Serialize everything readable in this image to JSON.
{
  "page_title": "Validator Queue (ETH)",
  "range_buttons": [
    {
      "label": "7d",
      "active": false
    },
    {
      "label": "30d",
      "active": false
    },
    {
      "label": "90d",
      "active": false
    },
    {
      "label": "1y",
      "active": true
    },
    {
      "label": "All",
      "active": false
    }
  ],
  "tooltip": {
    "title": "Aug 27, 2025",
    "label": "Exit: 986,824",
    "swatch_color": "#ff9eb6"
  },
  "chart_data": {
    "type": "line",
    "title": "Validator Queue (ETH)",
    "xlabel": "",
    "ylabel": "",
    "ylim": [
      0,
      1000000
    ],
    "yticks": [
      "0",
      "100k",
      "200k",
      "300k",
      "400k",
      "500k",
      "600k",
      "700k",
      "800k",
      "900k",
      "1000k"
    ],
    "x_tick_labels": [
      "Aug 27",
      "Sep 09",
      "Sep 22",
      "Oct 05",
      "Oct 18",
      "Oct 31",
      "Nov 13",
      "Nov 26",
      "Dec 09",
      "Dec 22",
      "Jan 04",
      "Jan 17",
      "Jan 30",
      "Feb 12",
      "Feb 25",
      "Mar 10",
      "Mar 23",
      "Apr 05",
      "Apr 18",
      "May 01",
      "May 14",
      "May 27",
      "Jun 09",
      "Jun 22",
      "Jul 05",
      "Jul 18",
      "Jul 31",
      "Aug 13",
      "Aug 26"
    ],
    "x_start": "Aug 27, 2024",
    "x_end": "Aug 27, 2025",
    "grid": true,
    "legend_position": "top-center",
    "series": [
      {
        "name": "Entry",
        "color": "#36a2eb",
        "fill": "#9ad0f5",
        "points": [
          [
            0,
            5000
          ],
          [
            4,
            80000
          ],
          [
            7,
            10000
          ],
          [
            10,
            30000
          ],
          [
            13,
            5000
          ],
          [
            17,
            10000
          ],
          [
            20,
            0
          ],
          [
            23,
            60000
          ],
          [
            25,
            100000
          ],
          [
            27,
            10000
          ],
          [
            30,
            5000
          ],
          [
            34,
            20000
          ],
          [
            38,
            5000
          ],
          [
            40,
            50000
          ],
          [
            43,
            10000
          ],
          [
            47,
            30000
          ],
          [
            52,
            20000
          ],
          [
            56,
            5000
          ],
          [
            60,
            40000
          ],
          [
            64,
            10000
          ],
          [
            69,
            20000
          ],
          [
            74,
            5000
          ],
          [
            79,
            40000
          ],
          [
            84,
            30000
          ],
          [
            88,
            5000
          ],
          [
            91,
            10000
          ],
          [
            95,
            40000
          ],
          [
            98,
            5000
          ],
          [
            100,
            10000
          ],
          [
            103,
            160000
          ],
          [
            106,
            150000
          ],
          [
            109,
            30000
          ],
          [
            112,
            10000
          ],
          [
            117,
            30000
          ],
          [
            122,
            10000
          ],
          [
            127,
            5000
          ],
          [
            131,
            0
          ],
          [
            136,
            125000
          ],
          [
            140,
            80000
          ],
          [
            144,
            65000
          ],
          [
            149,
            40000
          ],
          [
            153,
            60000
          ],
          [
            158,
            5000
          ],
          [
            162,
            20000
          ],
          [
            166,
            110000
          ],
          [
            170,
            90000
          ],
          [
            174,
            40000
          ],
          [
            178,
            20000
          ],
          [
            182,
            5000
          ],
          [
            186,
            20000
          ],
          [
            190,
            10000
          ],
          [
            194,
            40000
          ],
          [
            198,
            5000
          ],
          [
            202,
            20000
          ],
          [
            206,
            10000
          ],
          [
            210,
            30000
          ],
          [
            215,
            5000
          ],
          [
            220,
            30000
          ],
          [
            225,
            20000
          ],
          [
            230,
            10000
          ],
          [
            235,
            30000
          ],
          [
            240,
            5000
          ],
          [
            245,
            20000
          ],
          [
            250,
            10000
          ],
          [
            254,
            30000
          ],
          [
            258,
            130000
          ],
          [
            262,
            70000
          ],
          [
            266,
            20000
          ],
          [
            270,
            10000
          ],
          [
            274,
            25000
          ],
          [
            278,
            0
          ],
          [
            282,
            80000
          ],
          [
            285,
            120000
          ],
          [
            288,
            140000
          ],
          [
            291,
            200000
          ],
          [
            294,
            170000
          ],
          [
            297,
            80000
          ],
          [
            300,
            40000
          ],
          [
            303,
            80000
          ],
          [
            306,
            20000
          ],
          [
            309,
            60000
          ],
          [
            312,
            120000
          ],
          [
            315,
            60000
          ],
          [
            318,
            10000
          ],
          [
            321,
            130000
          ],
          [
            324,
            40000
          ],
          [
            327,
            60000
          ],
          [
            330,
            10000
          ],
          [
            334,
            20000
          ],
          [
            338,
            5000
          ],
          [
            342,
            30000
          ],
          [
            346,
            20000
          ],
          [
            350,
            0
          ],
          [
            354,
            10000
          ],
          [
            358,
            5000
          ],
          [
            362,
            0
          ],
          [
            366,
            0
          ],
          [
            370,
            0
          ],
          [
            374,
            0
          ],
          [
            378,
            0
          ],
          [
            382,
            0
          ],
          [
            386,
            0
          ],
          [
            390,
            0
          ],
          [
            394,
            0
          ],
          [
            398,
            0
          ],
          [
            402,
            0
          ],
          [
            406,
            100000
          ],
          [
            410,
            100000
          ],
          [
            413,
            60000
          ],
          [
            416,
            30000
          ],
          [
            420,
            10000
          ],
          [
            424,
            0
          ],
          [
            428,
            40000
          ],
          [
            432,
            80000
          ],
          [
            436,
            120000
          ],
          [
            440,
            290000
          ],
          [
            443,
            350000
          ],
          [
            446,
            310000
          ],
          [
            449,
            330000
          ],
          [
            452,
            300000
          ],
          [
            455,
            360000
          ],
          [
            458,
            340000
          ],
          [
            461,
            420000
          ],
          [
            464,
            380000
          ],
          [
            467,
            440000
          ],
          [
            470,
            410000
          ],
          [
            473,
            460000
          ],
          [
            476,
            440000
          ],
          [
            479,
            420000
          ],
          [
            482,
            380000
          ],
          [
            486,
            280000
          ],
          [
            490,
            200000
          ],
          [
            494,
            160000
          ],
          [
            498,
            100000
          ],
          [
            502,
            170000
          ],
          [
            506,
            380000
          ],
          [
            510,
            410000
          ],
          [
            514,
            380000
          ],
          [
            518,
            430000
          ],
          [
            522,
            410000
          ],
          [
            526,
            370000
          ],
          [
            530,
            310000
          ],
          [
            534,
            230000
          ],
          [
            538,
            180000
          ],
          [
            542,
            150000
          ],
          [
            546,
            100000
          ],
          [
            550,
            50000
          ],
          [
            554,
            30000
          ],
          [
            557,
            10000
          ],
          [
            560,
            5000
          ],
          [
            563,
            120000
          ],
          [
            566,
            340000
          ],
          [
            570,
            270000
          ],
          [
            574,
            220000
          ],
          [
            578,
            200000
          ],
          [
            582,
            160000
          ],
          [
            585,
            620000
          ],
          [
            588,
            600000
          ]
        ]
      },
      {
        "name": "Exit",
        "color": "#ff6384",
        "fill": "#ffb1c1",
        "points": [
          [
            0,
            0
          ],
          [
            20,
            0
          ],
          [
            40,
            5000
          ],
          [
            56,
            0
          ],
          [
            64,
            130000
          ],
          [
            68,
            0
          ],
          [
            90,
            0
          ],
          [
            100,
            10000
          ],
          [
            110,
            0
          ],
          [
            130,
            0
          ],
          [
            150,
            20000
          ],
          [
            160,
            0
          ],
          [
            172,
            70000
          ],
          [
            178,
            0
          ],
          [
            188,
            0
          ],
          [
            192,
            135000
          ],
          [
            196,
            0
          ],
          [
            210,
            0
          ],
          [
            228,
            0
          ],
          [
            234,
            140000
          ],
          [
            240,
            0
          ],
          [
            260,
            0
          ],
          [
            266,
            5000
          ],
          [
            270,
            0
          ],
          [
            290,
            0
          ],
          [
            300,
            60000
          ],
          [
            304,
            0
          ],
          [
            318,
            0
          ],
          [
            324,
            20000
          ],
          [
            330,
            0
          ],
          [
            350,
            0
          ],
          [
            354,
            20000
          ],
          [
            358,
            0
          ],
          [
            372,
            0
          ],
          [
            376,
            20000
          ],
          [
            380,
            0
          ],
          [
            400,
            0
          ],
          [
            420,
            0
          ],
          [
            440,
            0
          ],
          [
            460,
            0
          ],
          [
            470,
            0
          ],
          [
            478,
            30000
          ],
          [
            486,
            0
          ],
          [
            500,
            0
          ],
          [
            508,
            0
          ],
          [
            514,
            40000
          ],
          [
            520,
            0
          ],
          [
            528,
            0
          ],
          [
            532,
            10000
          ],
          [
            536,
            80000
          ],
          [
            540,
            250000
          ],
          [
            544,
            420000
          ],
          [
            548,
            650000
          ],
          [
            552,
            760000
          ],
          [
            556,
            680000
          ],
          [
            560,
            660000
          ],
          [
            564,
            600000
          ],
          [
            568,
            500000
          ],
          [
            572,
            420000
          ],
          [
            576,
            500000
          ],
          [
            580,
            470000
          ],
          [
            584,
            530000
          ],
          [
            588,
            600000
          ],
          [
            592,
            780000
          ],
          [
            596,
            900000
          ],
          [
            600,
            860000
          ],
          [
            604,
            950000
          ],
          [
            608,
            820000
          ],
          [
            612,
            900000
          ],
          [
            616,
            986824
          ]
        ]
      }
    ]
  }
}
----
*Problem to work on*.
Report all lines of the data above that include the string "Queue".

*Expected answer*.
  "page_title": "Validator Queue (ETH)",
    "title": "Validator Queue (ETH)",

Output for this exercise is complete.